SELECTED EXTRACT ▸
* * *
Alexis Petridis 

The 1975: A Brief Inquiry Into Online Relationships review – sex, social media and the state of the nation

Matt Healy and friends open up the contents of their record collection on an inventive third album that, like a drunk Facebook rant, veers from the inspired to the faintly regrettable
  
  

Ideas that veer from the inspired to the faintly regrettable ... the 1975
Stronger and punchier ... the 1975 Photograph: No credit

‘You learn a couple of things when you get to my age,” announces Matt Healy, 29, a few minutes into the 1975’s third album. You suspect it is delivered with a wink to the camera. Nevertheless, the two and half years since their previous album, I Like It When You Sleep for You Are So Beautiful Yet So Unaware of It have been eventful for the band’s frontman, taking in vast commercial success, heroin addiction and a spell in rehab.

Healy and the rest of the 1975 have reappeared with an album that clearly wants to be an epochal statement: the presence of a spoken-word track performed by Siri, Apple’s virtual assistant, and the distinctly Radiohead-like song I Always Wanna Die Sometimes implies it wants to be a millennial OK Computer. But behind the handwringing angst and existential despair, OK Computer was remarkably focused and direct. A Brief Enquiry Into Online Relationships feels more like the musical equivalent of a drunk early hours social media post, as a spew of unedited ideas veers from inspired to faintly regrettable.

There is a hugely impressive musical diversity on display, which seems as much to do with reflecting how music exists online – everything immediately available, stripped of its historical context – as with showing off the contents of the band’s record collection. There’s something breathless about how it leaps from Drake-esque Auto-Tune to the smoky west coast jazz of Mine, to Love It If We Made It, (which sounds like Tears for Fears circa Songs from the Big Chair) to Give Yourself a Try’s knowing homage to Joy Division’s Disorder.
* * *
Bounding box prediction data
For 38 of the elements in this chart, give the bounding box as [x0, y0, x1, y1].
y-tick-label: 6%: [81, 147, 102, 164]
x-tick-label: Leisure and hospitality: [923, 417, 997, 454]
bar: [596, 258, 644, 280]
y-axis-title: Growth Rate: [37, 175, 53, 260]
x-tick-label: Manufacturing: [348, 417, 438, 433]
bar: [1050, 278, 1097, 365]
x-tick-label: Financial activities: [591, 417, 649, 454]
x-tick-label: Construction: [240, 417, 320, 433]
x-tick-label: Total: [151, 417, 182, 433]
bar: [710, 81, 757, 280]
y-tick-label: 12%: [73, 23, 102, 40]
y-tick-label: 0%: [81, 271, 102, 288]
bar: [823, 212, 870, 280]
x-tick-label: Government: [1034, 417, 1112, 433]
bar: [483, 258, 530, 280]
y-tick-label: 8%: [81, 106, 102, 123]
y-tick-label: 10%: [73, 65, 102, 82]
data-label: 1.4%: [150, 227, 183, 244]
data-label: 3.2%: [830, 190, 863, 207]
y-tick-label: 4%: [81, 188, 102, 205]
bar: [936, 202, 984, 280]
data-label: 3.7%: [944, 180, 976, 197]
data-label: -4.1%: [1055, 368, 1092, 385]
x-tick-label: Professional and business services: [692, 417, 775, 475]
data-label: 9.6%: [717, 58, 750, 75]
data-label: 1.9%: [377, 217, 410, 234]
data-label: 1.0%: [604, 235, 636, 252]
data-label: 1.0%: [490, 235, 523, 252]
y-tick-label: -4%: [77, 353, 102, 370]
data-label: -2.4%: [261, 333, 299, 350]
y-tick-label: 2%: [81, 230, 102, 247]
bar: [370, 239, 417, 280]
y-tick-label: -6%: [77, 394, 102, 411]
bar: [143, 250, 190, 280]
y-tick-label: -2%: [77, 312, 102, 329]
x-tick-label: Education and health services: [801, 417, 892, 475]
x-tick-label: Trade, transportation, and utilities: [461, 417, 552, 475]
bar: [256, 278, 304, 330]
* * *
WHAT TO WORK ON ▸
A. According to the album review, who performs the spoken-word track on the 1975's third album?
B. Copy the album review from "Ideas that veer" up to and including "spell in rehab.".
C. Carry on the review of the 1975's third album from its last sentence.

RESPONSE LIST ▸
A. Siri, Apple's virtual assistant.

B.
Ideas that veer from the inspired to the faintly regrettable ... the 1975
Stronger and punchier ... the 1975 Photograph: No credit

‘You learn a couple of things when you get to my age,” announces Matt Healy, 29, a few minutes into the 1975’s third album. You suspect it is delivered with a wink to the camera. Nevertheless, the two and half years since their previous album, I Like It When You Sleep for You Are So Beautiful Yet So Unaware of It have been eventful for the band’s frontman, taking in vast commercial success, heroin addiction and a spell in rehab.

C.
The album has more to offer than a series of clever pastiches. The band’s inventive songwriting never stints on radio friendliness – the melody of TooTimeTooTimeTooTime is effervescent, while I Couldn’t Be More in Love is the kind of epic song that TV talent-show contestants feel impelled to take on. But they also push themselves. The vocal on Petrichor floats over stammering, glitchy techno; a quarter of Sincerity Is Scary is taken up with its intro, a cosseting blend of jazzy horns and piano.

On the downside, Healy has a tendency to occasionally tell you things you wish he’d kept to himself. The acoustic ballad Be My Mistake has a lovely melody, but it is also the sound of a rock star complaining about ladies wanting to have sex with him, as curious a play for the listener’s sympathy today as it was ever was. Then again, operating without filter is the point of Matty Healy. The same strange personality evinced in his interviews – where grandiose rock-star pronouncements vie with painful honesty – weaves through A Brief Inquiry.

Boldly, the album goes big on a deeply unfashionable, Bono-esque belief in the power of rock, as means of communication and as a unifying force in an atomised world. “Instead of calling me out you should be pulling me in,” Healy sings. This is not a belief without pitfalls. There are certainly moments where his self-appointed spokesman-for-a-generation role weighs a little heavily and he ends up dealing in windy melodramatics – “modernity has failed us!” – or singing things such as “rest in peace Lil Peep / the poetry is in the streets”.

That tendency is undercut by Healy’s touching candour. The depiction of his heroin addiction on It’s Not Living (If It’s Not With You) is funny and unsparing, devoid of self-pity, at odds with the beautifully turned 80s pop backing. As a lover, he doesn’t emerge terribly well from Inside Your Mind or Sincerity Is Scary, both unvarnished portraits of jealousy and hypocrisy. He has a habit of completely wrong-footing you. The Siri-voiced The Man Who Married a Robot starts out abysmally – like a well-meaning but excruciating youth theatre group performance about the perils of the internet – but it unexpectedly turns witty and sharp. Surrounded By Heads and Bodies is another gorgeous song, delicate and understated, that takes its title from David Foster Wallace’s Infinite Jest. This seems pretentious until you realise it is from the book’s opening line – the implication being that Healy, like many people, couldn’t face reading the whole thing.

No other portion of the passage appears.